### Extracted data entries
——————————

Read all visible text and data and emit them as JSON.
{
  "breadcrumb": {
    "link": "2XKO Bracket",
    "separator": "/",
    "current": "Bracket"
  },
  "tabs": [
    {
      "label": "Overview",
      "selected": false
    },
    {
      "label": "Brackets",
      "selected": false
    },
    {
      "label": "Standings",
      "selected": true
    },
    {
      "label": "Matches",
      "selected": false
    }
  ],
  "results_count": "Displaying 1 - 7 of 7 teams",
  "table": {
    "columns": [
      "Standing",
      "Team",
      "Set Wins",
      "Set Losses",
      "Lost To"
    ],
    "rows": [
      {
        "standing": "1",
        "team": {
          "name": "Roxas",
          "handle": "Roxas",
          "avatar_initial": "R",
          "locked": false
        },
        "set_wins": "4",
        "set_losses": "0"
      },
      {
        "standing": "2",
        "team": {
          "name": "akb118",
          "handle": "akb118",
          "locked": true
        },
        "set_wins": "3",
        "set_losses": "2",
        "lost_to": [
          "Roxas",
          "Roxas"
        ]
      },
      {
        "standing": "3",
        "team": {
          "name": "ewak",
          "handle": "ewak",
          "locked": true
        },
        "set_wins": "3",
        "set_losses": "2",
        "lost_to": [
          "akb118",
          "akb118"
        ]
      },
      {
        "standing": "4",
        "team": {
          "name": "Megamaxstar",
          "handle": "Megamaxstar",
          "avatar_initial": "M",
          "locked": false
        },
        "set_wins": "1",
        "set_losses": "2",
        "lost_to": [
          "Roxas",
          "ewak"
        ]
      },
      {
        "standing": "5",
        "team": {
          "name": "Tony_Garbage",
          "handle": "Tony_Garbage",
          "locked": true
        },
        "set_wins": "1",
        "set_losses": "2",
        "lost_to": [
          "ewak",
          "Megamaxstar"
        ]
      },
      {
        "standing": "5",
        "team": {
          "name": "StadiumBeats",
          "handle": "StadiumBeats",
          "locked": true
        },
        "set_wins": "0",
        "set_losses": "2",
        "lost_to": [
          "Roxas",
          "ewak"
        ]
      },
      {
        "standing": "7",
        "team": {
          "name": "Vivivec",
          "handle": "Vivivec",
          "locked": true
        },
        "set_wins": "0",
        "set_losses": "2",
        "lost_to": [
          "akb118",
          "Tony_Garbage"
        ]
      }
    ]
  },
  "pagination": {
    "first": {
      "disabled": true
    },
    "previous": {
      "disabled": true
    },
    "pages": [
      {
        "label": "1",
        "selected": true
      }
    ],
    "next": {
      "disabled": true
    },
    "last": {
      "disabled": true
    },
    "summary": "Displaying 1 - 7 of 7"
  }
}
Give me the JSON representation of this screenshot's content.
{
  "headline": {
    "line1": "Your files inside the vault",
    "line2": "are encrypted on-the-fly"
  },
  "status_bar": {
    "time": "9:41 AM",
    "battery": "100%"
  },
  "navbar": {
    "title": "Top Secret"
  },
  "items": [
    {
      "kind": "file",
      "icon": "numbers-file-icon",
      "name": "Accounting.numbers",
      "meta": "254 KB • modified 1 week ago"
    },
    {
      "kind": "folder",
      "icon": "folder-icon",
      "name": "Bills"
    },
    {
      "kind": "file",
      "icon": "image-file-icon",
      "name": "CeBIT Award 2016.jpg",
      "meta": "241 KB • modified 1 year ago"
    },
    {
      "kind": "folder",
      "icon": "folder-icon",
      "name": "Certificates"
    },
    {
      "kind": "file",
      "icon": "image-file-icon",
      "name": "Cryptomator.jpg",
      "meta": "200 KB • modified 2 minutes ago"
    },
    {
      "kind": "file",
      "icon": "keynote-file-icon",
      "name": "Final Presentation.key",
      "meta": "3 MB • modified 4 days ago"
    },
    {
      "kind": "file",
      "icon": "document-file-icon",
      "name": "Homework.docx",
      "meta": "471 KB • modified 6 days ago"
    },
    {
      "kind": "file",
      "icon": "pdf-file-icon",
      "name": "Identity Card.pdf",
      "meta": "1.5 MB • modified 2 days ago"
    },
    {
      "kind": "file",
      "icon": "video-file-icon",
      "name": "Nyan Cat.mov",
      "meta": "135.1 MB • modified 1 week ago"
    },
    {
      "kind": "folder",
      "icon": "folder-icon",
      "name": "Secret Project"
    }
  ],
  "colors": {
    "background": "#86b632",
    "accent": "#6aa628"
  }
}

——————————

### SET PROBLEM
Pick out each line above that includes "numbers" and show it.

### FINAL RESULT
      "icon": "numbers-file-icon",
      "name": "Accounting.numbers",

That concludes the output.